- What to work on
Beginning with the line where "What data populates" appears, retype every remaining line of the data below, both the first and last included.

- Input for this task
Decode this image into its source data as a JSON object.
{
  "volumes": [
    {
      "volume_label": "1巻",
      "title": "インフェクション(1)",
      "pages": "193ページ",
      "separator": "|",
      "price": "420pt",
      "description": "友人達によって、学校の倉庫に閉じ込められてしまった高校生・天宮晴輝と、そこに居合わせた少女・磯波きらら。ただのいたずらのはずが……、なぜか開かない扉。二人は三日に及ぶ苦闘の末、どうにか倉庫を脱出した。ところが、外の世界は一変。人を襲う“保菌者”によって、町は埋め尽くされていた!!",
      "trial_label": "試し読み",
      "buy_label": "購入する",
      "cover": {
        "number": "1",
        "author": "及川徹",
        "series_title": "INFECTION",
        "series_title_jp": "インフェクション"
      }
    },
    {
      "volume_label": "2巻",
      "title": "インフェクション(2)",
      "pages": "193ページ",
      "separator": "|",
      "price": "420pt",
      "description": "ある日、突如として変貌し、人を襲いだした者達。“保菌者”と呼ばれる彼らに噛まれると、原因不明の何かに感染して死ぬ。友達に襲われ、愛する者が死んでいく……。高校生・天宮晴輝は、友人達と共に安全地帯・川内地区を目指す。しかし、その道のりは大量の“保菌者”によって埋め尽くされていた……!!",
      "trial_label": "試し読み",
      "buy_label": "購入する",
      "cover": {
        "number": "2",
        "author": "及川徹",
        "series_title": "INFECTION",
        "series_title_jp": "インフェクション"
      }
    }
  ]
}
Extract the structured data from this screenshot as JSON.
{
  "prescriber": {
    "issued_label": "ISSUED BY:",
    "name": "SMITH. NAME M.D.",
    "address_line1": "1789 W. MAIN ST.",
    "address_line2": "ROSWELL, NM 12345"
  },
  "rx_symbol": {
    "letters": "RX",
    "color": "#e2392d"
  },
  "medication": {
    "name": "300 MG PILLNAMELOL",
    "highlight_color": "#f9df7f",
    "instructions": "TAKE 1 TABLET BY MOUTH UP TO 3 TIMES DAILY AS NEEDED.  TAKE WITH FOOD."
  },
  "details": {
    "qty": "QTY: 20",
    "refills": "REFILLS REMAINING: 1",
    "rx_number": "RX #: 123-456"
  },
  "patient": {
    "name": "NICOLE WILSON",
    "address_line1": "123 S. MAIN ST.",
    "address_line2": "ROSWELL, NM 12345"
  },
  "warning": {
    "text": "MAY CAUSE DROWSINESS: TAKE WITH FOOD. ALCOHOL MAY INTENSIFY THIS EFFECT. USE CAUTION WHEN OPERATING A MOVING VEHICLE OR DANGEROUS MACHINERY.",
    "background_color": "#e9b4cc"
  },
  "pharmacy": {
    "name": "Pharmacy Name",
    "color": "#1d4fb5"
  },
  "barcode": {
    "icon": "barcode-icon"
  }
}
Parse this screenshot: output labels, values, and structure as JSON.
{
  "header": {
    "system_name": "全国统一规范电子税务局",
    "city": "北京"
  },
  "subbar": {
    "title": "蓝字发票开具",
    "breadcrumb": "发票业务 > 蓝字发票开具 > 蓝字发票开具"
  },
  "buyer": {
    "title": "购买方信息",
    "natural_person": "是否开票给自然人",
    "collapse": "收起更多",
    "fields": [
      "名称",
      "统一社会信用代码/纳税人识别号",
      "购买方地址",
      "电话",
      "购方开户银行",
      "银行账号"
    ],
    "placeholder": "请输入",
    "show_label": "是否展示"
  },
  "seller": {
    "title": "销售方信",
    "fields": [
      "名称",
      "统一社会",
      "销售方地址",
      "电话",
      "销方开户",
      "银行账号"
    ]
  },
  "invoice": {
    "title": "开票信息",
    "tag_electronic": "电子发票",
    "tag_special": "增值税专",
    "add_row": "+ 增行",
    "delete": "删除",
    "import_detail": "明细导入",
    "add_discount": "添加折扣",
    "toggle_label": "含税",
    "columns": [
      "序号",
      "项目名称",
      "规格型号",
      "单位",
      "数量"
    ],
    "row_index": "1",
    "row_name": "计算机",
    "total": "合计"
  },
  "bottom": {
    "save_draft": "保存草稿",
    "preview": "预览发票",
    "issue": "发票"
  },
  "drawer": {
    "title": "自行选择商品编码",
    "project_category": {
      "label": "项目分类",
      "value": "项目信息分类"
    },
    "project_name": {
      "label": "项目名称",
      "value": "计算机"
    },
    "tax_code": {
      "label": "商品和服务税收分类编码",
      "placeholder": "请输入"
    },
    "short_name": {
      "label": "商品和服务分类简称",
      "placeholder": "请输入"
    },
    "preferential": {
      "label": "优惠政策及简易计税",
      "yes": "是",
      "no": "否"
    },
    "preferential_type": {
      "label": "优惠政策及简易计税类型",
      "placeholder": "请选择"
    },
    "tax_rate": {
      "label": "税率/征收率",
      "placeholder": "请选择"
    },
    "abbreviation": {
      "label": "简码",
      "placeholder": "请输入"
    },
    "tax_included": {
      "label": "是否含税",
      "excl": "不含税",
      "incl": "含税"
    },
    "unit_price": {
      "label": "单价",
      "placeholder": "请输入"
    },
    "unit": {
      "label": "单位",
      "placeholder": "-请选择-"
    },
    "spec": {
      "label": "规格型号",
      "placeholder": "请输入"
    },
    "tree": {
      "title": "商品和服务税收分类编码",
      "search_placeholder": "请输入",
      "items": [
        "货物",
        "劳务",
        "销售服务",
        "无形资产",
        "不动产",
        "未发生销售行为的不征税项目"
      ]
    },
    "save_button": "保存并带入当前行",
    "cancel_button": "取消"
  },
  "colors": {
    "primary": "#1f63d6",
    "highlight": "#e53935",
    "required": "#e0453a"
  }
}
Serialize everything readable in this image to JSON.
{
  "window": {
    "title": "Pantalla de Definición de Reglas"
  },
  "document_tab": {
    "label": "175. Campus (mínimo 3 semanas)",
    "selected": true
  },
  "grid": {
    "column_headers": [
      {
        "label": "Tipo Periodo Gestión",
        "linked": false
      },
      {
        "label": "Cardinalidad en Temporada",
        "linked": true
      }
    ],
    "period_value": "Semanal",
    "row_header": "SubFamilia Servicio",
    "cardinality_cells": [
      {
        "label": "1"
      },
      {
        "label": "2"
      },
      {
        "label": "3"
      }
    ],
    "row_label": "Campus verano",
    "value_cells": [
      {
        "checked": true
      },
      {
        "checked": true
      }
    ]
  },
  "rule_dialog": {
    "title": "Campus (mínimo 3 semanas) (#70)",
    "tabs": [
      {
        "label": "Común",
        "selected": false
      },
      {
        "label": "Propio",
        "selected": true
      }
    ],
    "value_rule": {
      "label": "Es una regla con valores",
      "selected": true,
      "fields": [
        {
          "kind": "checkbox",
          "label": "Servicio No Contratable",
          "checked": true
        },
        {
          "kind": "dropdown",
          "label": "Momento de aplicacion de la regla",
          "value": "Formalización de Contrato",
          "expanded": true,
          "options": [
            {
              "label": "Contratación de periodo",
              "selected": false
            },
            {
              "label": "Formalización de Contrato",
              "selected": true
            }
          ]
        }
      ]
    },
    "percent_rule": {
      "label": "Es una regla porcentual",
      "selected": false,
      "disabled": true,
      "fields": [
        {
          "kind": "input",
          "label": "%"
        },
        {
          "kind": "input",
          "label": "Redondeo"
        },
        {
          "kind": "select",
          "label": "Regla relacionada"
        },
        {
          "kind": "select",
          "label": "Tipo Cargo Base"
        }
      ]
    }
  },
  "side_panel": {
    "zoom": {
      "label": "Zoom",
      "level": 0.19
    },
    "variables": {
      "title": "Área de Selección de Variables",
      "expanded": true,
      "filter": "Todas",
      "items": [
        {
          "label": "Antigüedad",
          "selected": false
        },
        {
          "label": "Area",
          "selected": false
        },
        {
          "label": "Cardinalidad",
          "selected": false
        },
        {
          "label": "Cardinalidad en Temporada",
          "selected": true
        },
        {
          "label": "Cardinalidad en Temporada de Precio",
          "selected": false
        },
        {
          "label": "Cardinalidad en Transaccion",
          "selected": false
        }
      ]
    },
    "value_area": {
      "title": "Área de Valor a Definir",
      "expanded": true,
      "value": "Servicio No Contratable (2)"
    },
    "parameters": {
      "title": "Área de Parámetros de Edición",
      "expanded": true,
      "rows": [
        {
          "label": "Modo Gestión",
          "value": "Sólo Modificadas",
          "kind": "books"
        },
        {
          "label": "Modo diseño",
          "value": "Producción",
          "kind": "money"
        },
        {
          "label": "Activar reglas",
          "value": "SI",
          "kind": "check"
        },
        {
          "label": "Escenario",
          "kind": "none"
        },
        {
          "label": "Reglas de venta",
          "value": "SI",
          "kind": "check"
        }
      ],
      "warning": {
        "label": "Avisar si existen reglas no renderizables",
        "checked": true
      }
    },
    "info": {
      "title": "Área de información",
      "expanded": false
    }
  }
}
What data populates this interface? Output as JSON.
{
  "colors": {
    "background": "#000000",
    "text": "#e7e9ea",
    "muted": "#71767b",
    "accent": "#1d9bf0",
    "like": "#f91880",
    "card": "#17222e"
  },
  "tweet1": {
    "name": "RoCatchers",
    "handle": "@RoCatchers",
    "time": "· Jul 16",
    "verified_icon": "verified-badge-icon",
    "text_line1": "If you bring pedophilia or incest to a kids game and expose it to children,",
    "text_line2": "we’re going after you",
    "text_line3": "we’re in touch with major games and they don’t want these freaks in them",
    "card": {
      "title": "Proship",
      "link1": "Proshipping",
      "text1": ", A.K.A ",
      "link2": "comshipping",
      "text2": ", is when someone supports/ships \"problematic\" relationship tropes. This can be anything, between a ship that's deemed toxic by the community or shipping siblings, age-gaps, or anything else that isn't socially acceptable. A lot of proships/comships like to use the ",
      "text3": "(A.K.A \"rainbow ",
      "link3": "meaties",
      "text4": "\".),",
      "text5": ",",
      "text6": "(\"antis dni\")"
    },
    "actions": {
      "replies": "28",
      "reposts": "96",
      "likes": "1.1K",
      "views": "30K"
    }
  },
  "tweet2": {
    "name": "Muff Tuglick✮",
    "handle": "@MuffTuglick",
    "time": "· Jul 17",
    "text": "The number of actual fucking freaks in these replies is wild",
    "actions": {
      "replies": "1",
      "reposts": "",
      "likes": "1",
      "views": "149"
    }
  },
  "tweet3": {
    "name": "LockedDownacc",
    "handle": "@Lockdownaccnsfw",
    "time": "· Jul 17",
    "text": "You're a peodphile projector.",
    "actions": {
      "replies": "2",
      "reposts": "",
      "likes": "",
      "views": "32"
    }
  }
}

- Complete answer
What data populates this interface? Output as JSON.
{
  "colors": {
    "background": "#000000",
    "text": "#e7e9ea",
    "muted": "#71767b",
    "accent": "#1d9bf0",
    "like": "#f91880",
    "card": "#17222e"
  },
  "tweet1": {
    "name": "RoCatchers",
    "handle": "@RoCatchers",
    "time": "· Jul 16",
    "verified_icon": "verified-badge-icon",
    "text_line1": "If you bring pedophilia or incest to a kids game and expose it to children,",
    "text_line2": "we’re going after you",
    "text_line3": "we’re in touch with major games and they don’t want these freaks in them",
    "card": {
      "title": "Proship",
      "link1": "Proshipping",
      "text1": ", A.K.A ",
      "link2": "comshipping",
      "text2": ", is when someone supports/ships \"problematic\" relationship tropes. This can be anything, between a ship that's deemed toxic by the community or shipping siblings, age-gaps, or anything else that isn't socially acceptable. A lot of proships/comships like to use the ",
      "text3": "(A.K.A \"rainbow ",
      "link3": "meaties",
      "text4": "\".),",
      "text5": ",",
      "text6": "(\"antis dni\")"
    },
    "actions": {
      "replies": "28",
      "reposts": "96",
      "likes": "1.1K",
      "views": "30K"
    }
  },
  "tweet2": {
    "name": "Muff Tuglick✮",
    "handle": "@MuffTuglick",
    "time": "· Jul 17",
    "text": "The number of actual fucking freaks in these replies is wild",
    "actions": {
      "replies": "1",
      "reposts": "",
      "likes": "1",
      "views": "149"
    }
  },
  "tweet3": {
    "name": "LockedDownacc",
    "handle": "@Lockdownaccnsfw",
    "time": "· Jul 17",
    "text": "You're a peodphile projector.",
    "actions": {
      "replies": "2",
      "reposts": "",
      "likes": "",
      "views": "32"
    }
  }
}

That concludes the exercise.